Task brief: Write out the material below again, unchanged.

###

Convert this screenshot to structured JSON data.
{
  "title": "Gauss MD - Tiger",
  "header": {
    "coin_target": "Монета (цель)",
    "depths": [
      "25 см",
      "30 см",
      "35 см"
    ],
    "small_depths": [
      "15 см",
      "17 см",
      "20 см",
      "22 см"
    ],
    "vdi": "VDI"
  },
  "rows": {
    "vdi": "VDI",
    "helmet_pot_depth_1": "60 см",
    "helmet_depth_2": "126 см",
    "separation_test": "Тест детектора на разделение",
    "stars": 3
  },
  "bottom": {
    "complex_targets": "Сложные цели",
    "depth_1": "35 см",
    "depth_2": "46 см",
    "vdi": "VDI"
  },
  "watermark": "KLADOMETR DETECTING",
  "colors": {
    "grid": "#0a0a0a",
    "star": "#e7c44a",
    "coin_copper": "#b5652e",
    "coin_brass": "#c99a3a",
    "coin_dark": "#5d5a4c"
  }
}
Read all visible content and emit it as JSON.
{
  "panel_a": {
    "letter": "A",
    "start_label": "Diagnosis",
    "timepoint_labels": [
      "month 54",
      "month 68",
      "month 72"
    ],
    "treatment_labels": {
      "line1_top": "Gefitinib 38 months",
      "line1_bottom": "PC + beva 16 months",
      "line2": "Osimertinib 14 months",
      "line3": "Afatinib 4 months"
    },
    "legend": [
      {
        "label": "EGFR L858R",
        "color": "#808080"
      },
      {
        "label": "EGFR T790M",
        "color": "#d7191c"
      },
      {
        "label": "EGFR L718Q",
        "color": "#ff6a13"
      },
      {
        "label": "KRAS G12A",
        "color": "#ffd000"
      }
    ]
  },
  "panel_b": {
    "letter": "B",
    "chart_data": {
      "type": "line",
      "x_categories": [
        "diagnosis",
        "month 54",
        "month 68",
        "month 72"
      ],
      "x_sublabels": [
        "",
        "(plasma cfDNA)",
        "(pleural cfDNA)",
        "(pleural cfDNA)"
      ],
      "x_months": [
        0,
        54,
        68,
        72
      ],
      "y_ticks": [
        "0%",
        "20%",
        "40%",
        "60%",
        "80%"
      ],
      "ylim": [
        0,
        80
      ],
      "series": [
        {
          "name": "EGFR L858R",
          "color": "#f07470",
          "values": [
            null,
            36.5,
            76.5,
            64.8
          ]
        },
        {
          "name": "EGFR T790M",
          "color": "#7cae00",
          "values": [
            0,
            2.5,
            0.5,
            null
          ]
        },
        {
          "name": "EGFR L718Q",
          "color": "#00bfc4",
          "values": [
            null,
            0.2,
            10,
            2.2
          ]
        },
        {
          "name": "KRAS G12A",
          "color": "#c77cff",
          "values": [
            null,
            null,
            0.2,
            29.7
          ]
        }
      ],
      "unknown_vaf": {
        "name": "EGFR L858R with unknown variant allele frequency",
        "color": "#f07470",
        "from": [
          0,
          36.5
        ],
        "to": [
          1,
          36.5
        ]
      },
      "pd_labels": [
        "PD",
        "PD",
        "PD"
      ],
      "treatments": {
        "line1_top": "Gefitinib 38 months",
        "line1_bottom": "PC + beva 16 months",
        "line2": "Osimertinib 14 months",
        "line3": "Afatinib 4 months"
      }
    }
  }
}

###

Exercise solution:
Convert this screenshot to structured JSON data.
{
  "title": "Gauss MD - Tiger",
  "header": {
    "coin_target": "Монета (цель)",
    "depths": [
      "25 см",
      "30 см",
      "35 см"
    ],
    "small_depths": [
      "15 см",
      "17 см",
      "20 см",
      "22 см"
    ],
    "vdi": "VDI"
  },
  "rows": {
    "vdi": "VDI",
    "helmet_pot_depth_1": "60 см",
    "helmet_depth_2": "126 см",
    "separation_test": "Тест детектора на разделение",
    "stars": 3
  },
  "bottom": {
    "complex_targets": "Сложные цели",
    "depth_1": "35 см",
    "depth_2": "46 см",
    "vdi": "VDI"
  },
  "watermark": "KLADOMETR DETECTING",
  "colors": {
    "grid": "#0a0a0a",
    "star": "#e7c44a",
    "coin_copper": "#b5652e",
    "coin_brass": "#c99a3a",
    "coin_dark": "#5d5a4c"
  }
}
Read all visible content and emit it as JSON.
{
  "panel_a": {
    "letter": "A",
    "start_label": "Diagnosis",
    "timepoint_labels": [
      "month 54",
      "month 68",
      "month 72"
    ],
    "treatment_labels": {
      "line1_top": "Gefitinib 38 months",
      "line1_bottom": "PC + beva 16 months",
      "line2": "Osimertinib 14 months",
      "line3": "Afatinib 4 months"
    },
    "legend": [
      {
        "label": "EGFR L858R",
        "color": "#808080"
      },
      {
        "label": "EGFR T790M",
        "color": "#d7191c"
      },
      {
        "label": "EGFR L718Q",
        "color": "#ff6a13"
      },
      {
        "label": "KRAS G12A",
        "color": "#ffd000"
      }
    ]
  },
  "panel_b": {
    "letter": "B",
    "chart_data": {
      "type": "line",
      "x_categories": [
        "diagnosis",
        "month 54",
        "month 68",
        "month 72"
      ],
      "x_sublabels": [
        "",
        "(plasma cfDNA)",
        "(pleural cfDNA)",
        "(pleural cfDNA)"
      ],
      "x_months": [
        0,
        54,
        68,
        72
      ],
      "y_ticks": [
        "0%",
        "20%",
        "40%",
        "60%",
        "80%"
      ],
      "ylim": [
        0,
        80
      ],
      "series": [
        {
          "name": "EGFR L858R",
          "color": "#f07470",
          "values": [
            null,
            36.5,
            76.5,
            64.8
          ]
        },
        {
          "name": "EGFR T790M",
          "color": "#7cae00",
          "values": [
            0,
            2.5,
            0.5,
            null
          ]
        },
        {
          "name": "EGFR L718Q",
          "color": "#00bfc4",
          "values": [
            null,
            0.2,
            10,
            2.2
          ]
        },
        {
          "name": "KRAS G12A",
          "color": "#c77cff",
          "values": [
            null,
            null,
            0.2,
            29.7
          ]
        }
      ],
      "unknown_vaf": {
        "name": "EGFR L858R with unknown variant allele frequency",
        "color": "#f07470",
        "from": [
          0,
          36.5
        ],
        "to": [
          1,
          36.5
        ]
      },
      "pd_labels": [
        "PD",
        "PD",
        "PD"
      ],
      "treatments": {
        "line1_top": "Gefitinib 38 months",
        "line1_bottom": "PC + beva 16 months",
        "line2": "Osimertinib 14 months",
        "line3": "Afatinib 4 months"
      }
    }
  }
}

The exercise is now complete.